-------- Provided material --------

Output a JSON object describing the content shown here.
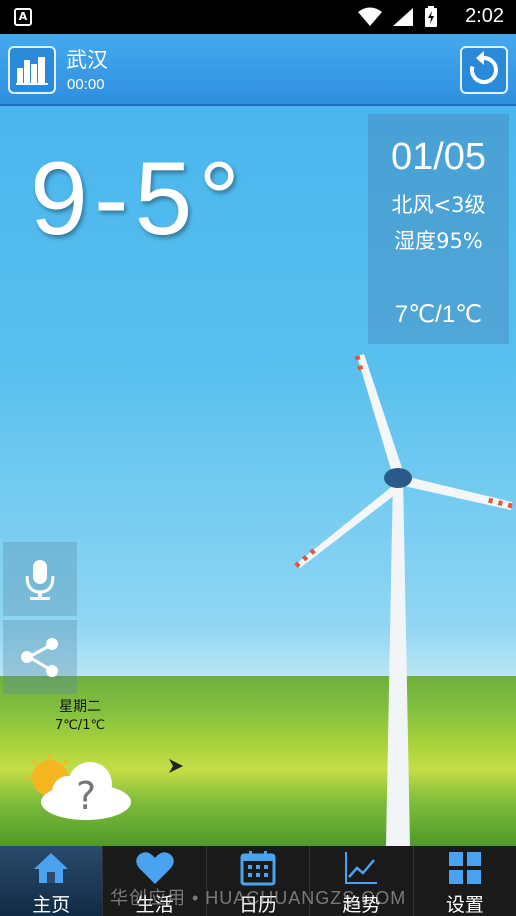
{
  "status_bar": {
    "app_badge": "A",
    "time": "2:02"
  },
  "header": {
    "city": "武汉",
    "update_time": "00:00"
  },
  "weather": {
    "temp_range": "9-5°",
    "date": "01/05",
    "wind": "北风<3级",
    "humidity": "湿度95%",
    "temp": "7℃/1℃"
  },
  "forecast": {
    "day": "星期二",
    "temp": "7℃/1℃",
    "icon": "partly-cloudy-unknown-icon"
  },
  "nav": {
    "items": [
      {
        "label": "主页",
        "icon": "home-icon"
      },
      {
        "label": "生活",
        "icon": "heart-icon"
      },
      {
        "label": "日历",
        "icon": "calendar-icon"
      },
      {
        "label": "趋势",
        "icon": "trend-chart-icon"
      },
      {
        "label": "设置",
        "icon": "grid-icon"
      }
    ]
  },
  "watermark": "华创应用 • HUACHUANGZS.COM",
  "colors": {
    "header": "#3a9de6",
    "nav_bg": "#1a1a1a",
    "nav_icon": "#4aa3f0"
  }
}
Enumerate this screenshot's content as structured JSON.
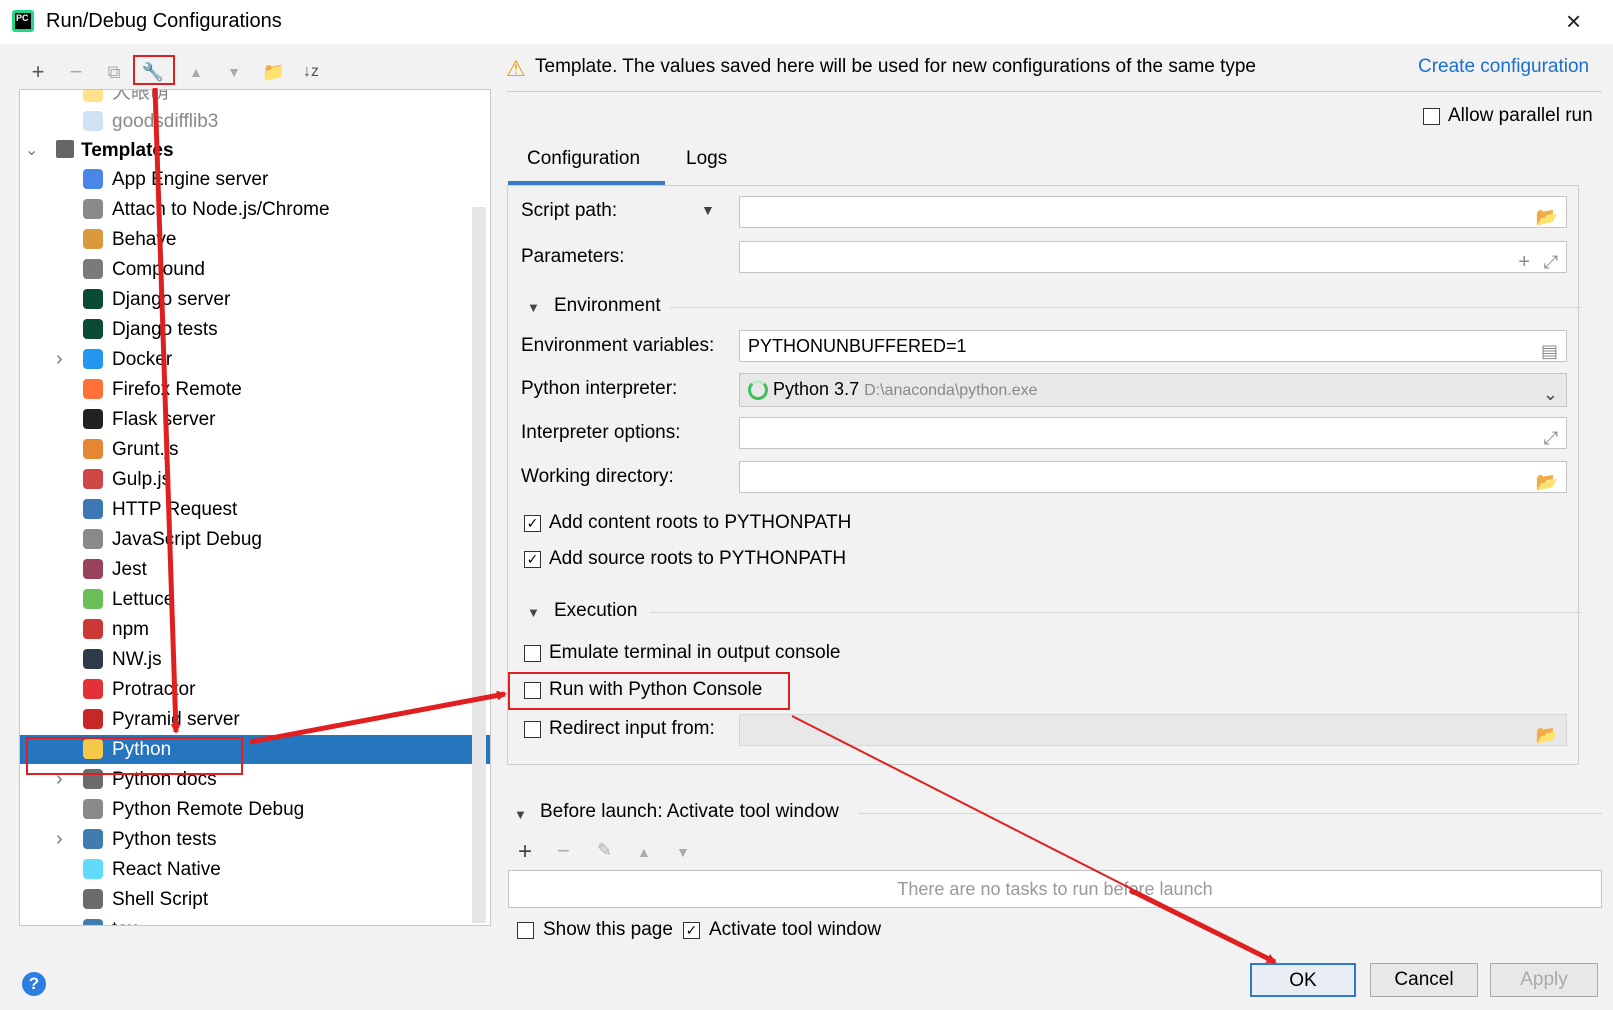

--------

■ Task statement
Pictures are to be left out; the records above must be repeated word for word.

■ Written response
Output a JSON object describing the content shown here.
{
  "status_bar": {
    "app_badge": "A",
    "time": "2:02"
  },
  "header": {
    "city": "武汉",
    "update_time": "00:00"
  },
  "weather": {
    "temp_range": "9-5°",
    "date": "01/05",
    "wind": "北风<3级",
    "humidity": "湿度95%",
    "temp": "7℃/1℃"
  },
  "forecast": {
    "day": "星期二",
    "temp": "7℃/1℃",
    "icon": "partly-cloudy-unknown-icon"
  },
  "nav": {
    "items": [
      {
        "label": "主页",
        "icon": "home-icon"
      },
      {
        "label": "生活",
        "icon": "heart-icon"
      },
      {
        "label": "日历",
        "icon": "calendar-icon"
      },
      {
        "label": "趋势",
        "icon": "trend-chart-icon"
      },
      {
        "label": "设置",
        "icon": "grid-icon"
      }
    ]
  },
  "watermark": "华创应用 • HUACHUANGZS.COM",
  "colors": {
    "header": "#3a9de6",
    "nav_bg": "#1a1a1a",
    "nav_icon": "#4aa3f0"
  }
}
Enumerate this screenshot's content as structured JSON.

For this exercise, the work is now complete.